[Begin SOURCE EXTRACT]

We assume that you have the local resource manager/scheduler already installed. This would be typically a submit machine for the scheduling system.

Since version 2.4 the QCG-Computing services discovers installed application using the  Environment Modules package. For this reason you should install modules on the QCG-Computing host and mount directories that contain all module files used at your cluster and make sure that user qcg-comp can see all modules.

The QosCosGrid? services do not require from you to install any QCG component on the worker nodes, however application wrapper scripts need the following software to be available on worker nodes:

  • bash,
  • rsync,
  • zip/unzip,
  • dos2unix,
  • python.

Which are usually available out of the box on most of the HPC systems.

Shared file system

Deployment of the QCG-Computing requires usually two shared file systems in the cluster:

  • "Users' directories" - shared between the QCG host and all worker nodes. Used for storing jobs sandbox directories. It can be either HOME or scratch file system. You can read more about this here.
  • "Applications scripts" - shared between all worker nodes. Used for storing Applications Scripts

Firewall configuration

In order to expose the QosCosGrid services externally you need to open the following incoming ports in the firewall:

  • 19000 (TCP) - QCG-Computing
  • 19001 (TCP) - QCG-Notification
  • 2811 (TCP) - GridFTP server
  • 20000-25000 (TCP) - GridFTP port-range (if you want to use different port-range adjust the GLOBUS_TCP_PORT_RANGE variable in the /etc/xinetd.d/gsiftp file)

[End SOURCE EXTRACT]

- [SET PROBLEM 1]: Summarize the QCG-Computing deployment notes in two sentences.

[Begin INPUT RECORDS]

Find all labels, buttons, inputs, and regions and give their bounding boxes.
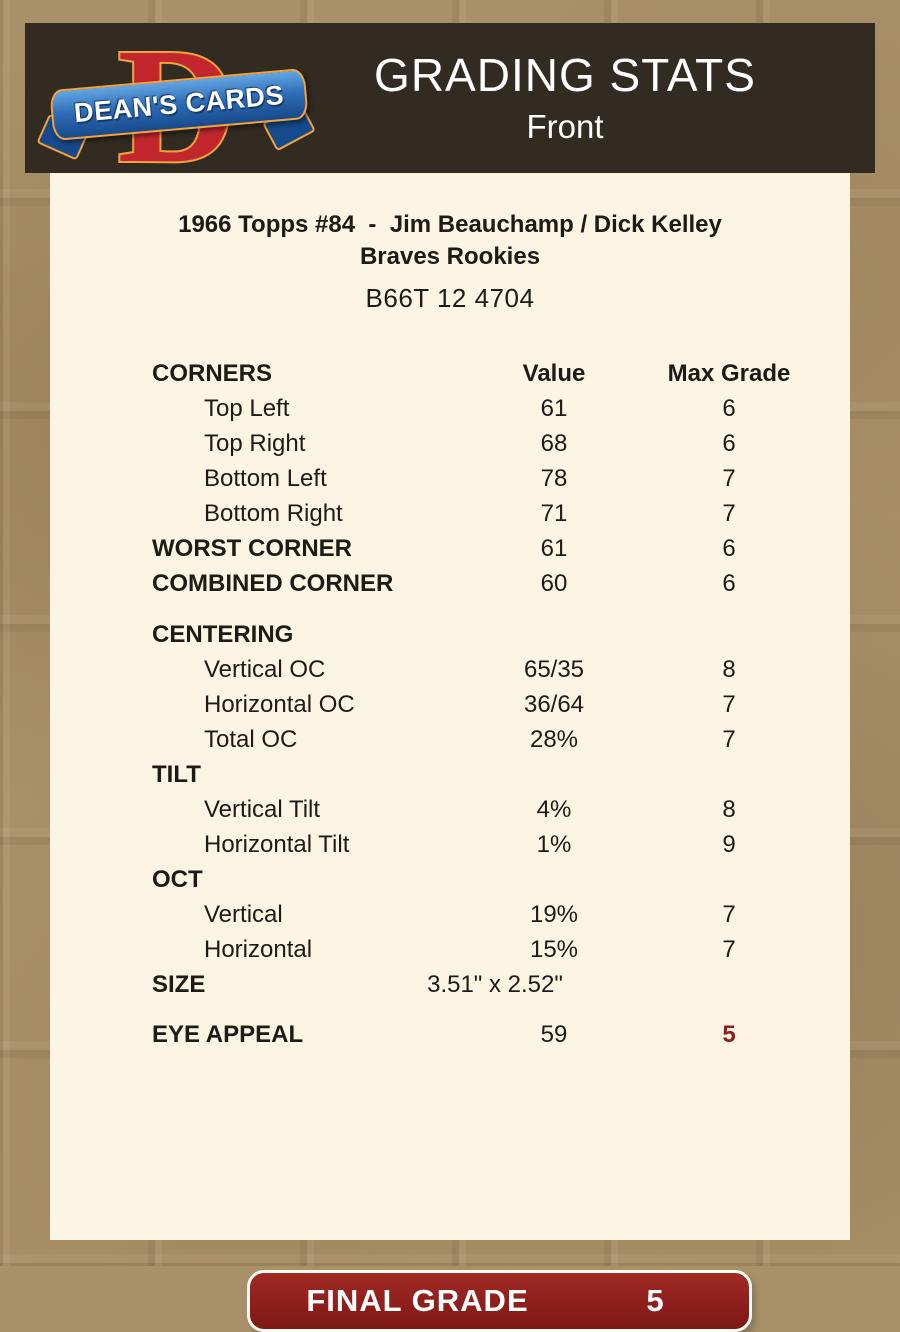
row-tilt-header: TILT (152, 761, 201, 788)
row-oct-horizontal: Horizontal 15% 7 (204, 936, 736, 963)
column-header-corners: CORNERS (152, 360, 273, 387)
card-title-line2: Braves Rookies (359, 243, 541, 270)
column-header-value: Value (522, 360, 586, 387)
column-header-max-grade: Max Grade (667, 360, 791, 387)
row-top-right: Top Right 68 6 (204, 430, 736, 457)
eye-appeal-grade: 5 (722, 1021, 736, 1048)
header-bar: D DEAN'S CARDS GRADING STATS Front (25, 23, 875, 181)
card-title: 1966 Topps #84 - Jim Beauchamp / Dick Ke… (50, 173, 850, 273)
row-size: SIZE 3.51" x 2.52" (152, 971, 563, 998)
row-vertical-oc: Vertical OC 65/35 8 (204, 656, 736, 683)
row-horizontal-tilt: Horizontal Tilt 1% 9 (204, 831, 736, 858)
row-horizontal-oc: Horizontal OC 36/64 7 (204, 691, 736, 718)
logo-text: DEAN'S CARDS (72, 79, 286, 129)
row-worst-corner: WORST CORNER 61 6 (152, 535, 736, 562)
page-title: GRADING STATS (374, 49, 756, 101)
row-combined-corner: COMBINED CORNER 60 6 (152, 570, 736, 597)
card-serial-number: B66T 12 4704 (365, 283, 535, 313)
row-bottom-left: Bottom Left 78 7 (204, 465, 736, 492)
grading-table: CORNERS Value Max Grade Top Left 61 6 To… (50, 356, 850, 1052)
row-vertical-tilt: Vertical Tilt 4% 8 (204, 796, 736, 823)
final-grade-value: 5 (646, 1283, 664, 1318)
page-subtitle: Front (526, 108, 604, 145)
final-grade-label: FINAL GRADE (306, 1283, 529, 1318)
card-title-line1: 1966 Topps #84 - Jim Beauchamp / Dick Ke… (178, 211, 722, 238)
stats-panel: 1966 Topps #84 - Jim Beauchamp / Dick Ke… (50, 173, 850, 1332)
row-centering-header: CENTERING (152, 621, 294, 648)
row-total-oc: Total OC 28% 7 (204, 726, 736, 753)
row-oct-header: OCT (152, 866, 203, 893)
deans-cards-logo: D DEAN'S CARDS (25, 23, 325, 181)
header-text-block: GRADING STATS Front (325, 23, 875, 173)
row-oct-vertical: Vertical 19% 7 (204, 901, 736, 928)
row-eye-appeal: EYE APPEAL 59 5 (152, 1017, 850, 1052)
table-header-row: CORNERS Value Max Grade (152, 356, 850, 391)
row-top-left: Top Left 61 6 (204, 395, 736, 422)
final-grade-button[interactable]: FINAL GRADE 5 (247, 1270, 752, 1332)
row-bottom-right: Bottom Right 71 7 (204, 500, 736, 527)
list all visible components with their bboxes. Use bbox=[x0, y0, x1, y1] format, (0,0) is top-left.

[End INPUT RECORDS]

- [SET PROBLEM 2]: Update the entries from the line containing "row-tilt-header: TILT (152, 761, 201, 788)" through the line containing "row-vertical-oc: Vertical OC" by replacing "Braves Rookies" with "Braves Prospects". Return only those lines, with everything else unchanged.

- [RIGHT ANSWER 1]: QCG-Computing assumes a local resource manager is already installed, uses the Environment Modules package (since version 2.4) to discover applications, so user qcg-comp must see all modules, and needs bash, rsync, zip/unzip, dos2unix and python on the worker nodes. Deployment usually requires two shared file systems, one for users' directories and one for application scripts, and the firewall must open incoming TCP ports 19000, 19001, 2811 and 20000-25000.

- [RIGHT ANSWER 2]:
row-tilt-header: TILT (152, 761, 201, 788)
row-oct-horizontal: Horizontal 15% 7 (204, 936, 736, 963)
column-header-corners: CORNERS (152, 360, 273, 387)
card-title-line2: Braves Prospects (359, 243, 541, 270)
column-header-value: Value (522, 360, 586, 387)
column-header-max-grade: Max Grade (667, 360, 791, 387)
row-top-right: Top Right 68 6 (204, 430, 736, 457)
eye-appeal-grade: 5 (722, 1021, 736, 1048)
header-bar: D DEAN'S CARDS GRADING STATS Front (25, 23, 875, 181)
card-title: 1966 Topps #84 - Jim Beauchamp / Dick Ke… (50, 173, 850, 273)
row-size: SIZE 3.51" x 2.52" (152, 971, 563, 998)
row-vertical-oc: Vertical OC 65/35 8 (204, 656, 736, 683)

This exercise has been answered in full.